→ Task goal
Reproduce the records verbatim, starting with the first line and ending after the line that contains "rate-note: * <box>504 1142 511 1163</box>".

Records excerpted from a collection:
▼
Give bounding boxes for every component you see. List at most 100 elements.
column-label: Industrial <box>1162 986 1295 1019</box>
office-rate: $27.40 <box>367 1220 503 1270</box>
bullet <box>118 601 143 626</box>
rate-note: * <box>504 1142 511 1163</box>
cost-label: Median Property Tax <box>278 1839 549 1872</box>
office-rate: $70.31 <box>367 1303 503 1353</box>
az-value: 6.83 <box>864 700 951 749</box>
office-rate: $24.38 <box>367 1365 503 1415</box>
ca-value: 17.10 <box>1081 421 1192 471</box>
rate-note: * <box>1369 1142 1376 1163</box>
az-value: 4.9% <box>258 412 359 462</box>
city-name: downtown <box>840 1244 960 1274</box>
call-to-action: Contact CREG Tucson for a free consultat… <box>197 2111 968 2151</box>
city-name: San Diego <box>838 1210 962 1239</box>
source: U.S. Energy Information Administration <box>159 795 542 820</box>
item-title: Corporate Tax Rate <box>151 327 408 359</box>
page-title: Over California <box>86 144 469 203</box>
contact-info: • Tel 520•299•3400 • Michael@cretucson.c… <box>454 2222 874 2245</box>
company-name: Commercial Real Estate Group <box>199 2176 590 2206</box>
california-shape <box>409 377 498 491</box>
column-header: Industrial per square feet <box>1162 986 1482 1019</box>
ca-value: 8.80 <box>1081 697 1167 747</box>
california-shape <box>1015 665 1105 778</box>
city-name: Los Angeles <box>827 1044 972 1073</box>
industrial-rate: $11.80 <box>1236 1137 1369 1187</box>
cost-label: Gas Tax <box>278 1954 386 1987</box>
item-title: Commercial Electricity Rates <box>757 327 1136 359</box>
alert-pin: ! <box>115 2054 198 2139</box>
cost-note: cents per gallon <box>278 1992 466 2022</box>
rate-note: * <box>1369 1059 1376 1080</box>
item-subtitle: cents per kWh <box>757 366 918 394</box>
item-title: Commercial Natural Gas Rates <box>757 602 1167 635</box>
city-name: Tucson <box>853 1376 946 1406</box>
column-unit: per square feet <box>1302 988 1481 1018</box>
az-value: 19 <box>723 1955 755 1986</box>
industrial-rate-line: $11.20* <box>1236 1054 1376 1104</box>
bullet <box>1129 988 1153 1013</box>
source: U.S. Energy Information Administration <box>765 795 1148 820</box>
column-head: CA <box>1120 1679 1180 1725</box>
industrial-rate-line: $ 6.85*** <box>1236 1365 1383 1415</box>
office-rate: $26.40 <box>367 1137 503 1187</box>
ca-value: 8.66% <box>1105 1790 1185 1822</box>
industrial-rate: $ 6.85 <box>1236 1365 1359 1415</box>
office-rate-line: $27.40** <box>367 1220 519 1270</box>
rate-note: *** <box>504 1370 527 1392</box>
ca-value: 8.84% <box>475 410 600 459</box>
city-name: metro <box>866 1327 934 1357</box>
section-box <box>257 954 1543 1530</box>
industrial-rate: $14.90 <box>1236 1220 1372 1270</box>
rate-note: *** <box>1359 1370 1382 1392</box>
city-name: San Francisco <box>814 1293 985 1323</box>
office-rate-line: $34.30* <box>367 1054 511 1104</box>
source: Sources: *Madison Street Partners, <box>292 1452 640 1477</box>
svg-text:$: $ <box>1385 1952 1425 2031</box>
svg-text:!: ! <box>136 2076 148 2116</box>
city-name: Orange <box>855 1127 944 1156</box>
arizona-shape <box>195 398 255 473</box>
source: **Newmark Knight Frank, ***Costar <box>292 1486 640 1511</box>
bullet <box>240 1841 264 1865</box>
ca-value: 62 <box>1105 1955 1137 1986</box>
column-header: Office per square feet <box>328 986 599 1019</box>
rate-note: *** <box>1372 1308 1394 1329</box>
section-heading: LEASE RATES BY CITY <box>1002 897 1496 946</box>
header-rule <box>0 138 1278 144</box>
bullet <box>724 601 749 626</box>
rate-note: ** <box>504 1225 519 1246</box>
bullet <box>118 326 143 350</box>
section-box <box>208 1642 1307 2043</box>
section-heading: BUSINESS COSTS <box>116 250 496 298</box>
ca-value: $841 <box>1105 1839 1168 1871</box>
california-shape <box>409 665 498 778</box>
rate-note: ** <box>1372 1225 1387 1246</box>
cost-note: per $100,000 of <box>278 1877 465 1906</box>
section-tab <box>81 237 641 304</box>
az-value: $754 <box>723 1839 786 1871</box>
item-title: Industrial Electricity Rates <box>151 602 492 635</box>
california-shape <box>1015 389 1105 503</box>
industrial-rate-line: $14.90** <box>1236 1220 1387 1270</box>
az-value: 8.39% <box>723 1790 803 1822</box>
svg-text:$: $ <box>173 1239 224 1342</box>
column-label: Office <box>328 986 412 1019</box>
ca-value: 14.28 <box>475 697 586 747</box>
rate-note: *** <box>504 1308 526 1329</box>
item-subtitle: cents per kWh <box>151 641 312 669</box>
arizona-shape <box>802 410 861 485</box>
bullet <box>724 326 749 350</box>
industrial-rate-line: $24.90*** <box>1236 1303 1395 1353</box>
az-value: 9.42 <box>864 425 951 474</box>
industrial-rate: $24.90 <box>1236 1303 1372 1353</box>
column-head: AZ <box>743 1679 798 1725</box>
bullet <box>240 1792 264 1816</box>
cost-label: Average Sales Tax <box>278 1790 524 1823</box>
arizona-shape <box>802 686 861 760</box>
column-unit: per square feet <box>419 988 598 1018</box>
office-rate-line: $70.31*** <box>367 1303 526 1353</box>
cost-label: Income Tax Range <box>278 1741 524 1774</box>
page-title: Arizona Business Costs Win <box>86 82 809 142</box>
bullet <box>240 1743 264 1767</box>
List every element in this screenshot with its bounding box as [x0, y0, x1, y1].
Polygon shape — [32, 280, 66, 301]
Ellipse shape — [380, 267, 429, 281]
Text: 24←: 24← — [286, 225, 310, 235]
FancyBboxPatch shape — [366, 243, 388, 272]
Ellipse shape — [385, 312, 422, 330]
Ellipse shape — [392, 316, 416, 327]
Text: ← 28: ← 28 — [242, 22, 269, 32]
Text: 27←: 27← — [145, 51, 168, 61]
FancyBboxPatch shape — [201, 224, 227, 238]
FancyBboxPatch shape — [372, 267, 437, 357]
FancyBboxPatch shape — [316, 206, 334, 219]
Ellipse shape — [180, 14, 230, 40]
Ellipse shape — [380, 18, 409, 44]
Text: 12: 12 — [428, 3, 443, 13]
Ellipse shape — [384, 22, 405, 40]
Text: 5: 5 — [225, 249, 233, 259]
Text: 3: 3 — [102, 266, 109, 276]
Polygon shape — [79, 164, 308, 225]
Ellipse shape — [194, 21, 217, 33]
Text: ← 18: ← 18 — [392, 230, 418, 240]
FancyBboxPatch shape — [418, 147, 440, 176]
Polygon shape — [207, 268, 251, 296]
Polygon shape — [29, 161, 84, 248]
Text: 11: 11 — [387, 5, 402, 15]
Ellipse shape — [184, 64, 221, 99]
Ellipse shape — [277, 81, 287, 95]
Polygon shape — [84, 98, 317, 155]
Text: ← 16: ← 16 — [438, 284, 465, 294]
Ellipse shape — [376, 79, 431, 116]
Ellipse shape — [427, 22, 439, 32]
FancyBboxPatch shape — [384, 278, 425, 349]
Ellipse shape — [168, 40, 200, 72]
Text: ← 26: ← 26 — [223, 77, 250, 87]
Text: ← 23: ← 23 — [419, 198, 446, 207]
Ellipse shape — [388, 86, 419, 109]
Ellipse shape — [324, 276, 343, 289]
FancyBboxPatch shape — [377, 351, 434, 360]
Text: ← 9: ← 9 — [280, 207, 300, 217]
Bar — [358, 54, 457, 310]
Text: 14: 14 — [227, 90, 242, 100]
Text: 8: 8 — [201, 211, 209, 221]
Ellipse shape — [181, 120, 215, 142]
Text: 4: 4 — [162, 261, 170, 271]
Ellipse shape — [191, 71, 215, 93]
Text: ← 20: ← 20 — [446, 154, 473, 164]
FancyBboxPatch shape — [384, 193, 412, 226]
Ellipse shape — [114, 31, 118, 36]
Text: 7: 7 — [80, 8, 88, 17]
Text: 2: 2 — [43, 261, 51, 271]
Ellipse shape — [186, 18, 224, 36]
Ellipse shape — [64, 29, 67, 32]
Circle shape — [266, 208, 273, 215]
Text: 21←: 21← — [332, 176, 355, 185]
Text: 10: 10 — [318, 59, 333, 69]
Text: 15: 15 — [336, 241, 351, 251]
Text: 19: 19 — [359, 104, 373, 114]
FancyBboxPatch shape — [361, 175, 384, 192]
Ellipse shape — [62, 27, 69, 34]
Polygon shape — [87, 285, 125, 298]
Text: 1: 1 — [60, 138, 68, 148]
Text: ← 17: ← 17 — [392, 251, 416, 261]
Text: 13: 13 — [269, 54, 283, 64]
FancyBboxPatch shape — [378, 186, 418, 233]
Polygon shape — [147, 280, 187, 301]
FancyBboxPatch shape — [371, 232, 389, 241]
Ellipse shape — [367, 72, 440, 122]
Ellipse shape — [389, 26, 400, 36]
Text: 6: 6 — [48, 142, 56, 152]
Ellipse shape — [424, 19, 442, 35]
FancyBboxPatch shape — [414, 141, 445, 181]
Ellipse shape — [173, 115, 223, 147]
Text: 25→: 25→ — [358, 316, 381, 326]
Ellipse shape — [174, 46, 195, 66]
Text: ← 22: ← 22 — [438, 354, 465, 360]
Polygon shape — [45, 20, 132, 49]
▲
→ Response to the task
Give bounding boxes for every component you see. List at most 100 elements.
column-label: Industrial <box>1162 986 1295 1019</box>
office-rate: $27.40 <box>367 1220 503 1270</box>
bullet <box>118 601 143 626</box>
rate-note: * <box>504 1142 511 1163</box>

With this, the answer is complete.